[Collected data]
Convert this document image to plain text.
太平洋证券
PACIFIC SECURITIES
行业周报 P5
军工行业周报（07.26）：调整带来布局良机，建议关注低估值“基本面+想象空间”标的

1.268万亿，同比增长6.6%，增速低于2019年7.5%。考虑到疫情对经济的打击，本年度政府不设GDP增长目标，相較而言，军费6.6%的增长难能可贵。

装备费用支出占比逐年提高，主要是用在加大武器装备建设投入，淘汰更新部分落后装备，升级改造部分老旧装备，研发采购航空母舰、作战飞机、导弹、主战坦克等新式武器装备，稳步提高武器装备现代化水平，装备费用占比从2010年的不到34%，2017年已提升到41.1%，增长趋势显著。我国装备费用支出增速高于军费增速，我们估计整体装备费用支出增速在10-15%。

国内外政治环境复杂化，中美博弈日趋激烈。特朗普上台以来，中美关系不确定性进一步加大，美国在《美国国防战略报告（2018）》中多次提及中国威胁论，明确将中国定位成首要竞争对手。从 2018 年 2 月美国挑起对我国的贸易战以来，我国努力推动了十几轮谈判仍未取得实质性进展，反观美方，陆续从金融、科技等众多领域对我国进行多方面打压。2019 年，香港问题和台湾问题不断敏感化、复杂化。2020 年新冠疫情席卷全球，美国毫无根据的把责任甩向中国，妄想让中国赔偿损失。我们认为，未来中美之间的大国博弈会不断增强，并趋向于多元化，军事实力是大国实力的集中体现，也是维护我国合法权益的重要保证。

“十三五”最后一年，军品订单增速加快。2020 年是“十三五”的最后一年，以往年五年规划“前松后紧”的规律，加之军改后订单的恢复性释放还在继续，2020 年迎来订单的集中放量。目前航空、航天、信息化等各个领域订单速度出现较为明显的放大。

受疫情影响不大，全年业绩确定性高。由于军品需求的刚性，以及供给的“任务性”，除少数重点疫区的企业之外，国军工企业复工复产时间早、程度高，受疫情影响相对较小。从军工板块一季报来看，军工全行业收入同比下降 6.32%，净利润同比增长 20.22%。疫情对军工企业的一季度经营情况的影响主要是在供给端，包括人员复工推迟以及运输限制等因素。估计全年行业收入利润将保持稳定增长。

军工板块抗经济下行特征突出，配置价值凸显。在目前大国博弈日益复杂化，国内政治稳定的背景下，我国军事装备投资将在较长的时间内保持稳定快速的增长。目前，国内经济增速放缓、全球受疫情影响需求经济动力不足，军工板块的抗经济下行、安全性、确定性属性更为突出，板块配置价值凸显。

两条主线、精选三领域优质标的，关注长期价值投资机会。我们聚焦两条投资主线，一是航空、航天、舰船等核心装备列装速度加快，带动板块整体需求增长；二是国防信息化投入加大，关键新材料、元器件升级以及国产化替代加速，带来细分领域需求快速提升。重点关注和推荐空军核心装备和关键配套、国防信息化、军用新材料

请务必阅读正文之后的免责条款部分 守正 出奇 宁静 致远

### Objective
Type out the entries again, word for word.

### Exercise answer
Convert this document image to plain text.
太平洋证券
PACIFIC SECURITIES
行业周报 P5
军工行业周报（07.26）：调整带来布局良机，建议关注低估值“基本面+想象空间”标的

1.268万亿，同比增长6.6%，增速低于2019年7.5%。考虑到疫情对经济的打击，本年度政府不设GDP增长目标，相較而言，军费6.6%的增长难能可贵。

装备费用支出占比逐年提高，主要是用在加大武器装备建设投入，淘汰更新部分落后装备，升级改造部分老旧装备，研发采购航空母舰、作战飞机、导弹、主战坦克等新式武器装备，稳步提高武器装备现代化水平，装备费用占比从2010年的不到34%，2017年已提升到41.1%，增长趋势显著。我国装备费用支出增速高于军费增速，我们估计整体装备费用支出增速在10-15%。

国内外政治环境复杂化，中美博弈日趋激烈。特朗普上台以来，中美关系不确定性进一步加大，美国在《美国国防战略报告（2018）》中多次提及中国威胁论，明确将中国定位成首要竞争对手。从 2018 年 2 月美国挑起对我国的贸易战以来，我国努力推动了十几轮谈判仍未取得实质性进展，反观美方，陆续从金融、科技等众多领域对我国进行多方面打压。2019 年，香港问题和台湾问题不断敏感化、复杂化。2020 年新冠疫情席卷全球，美国毫无根据的把责任甩向中国，妄想让中国赔偿损失。我们认为，未来中美之间的大国博弈会不断增强，并趋向于多元化，军事实力是大国实力的集中体现，也是维护我国合法权益的重要保证。

“十三五”最后一年，军品订单增速加快。2020 年是“十三五”的最后一年，以往年五年规划“前松后紧”的规律，加之军改后订单的恢复性释放还在继续，2020 年迎来订单的集中放量。目前航空、航天、信息化等各个领域订单速度出现较为明显的放大。

受疫情影响不大，全年业绩确定性高。由于军品需求的刚性，以及供给的“任务性”，除少数重点疫区的企业之外，国军工企业复工复产时间早、程度高，受疫情影响相对较小。从军工板块一季报来看，军工全行业收入同比下降 6.32%，净利润同比增长 20.22%。疫情对军工企业的一季度经营情况的影响主要是在供给端，包括人员复工推迟以及运输限制等因素。估计全年行业收入利润将保持稳定增长。

军工板块抗经济下行特征突出，配置价值凸显。在目前大国博弈日益复杂化，国内政治稳定的背景下，我国军事装备投资将在较长的时间内保持稳定快速的增长。目前，国内经济增速放缓、全球受疫情影响需求经济动力不足，军工板块的抗经济下行、安全性、确定性属性更为突出，板块配置价值凸显。

两条主线、精选三领域优质标的，关注长期价值投资机会。我们聚焦两条投资主线，一是航空、航天、舰船等核心装备列装速度加快，带动板块整体需求增长；二是国防信息化投入加大，关键新材料、元器件升级以及国产化替代加速，带来细分领域需求快速提升。重点关注和推荐空军核心装备和关键配套、国防信息化、军用新材料

请务必阅读正文之后的免责条款部分 守正 出奇 宁静 致远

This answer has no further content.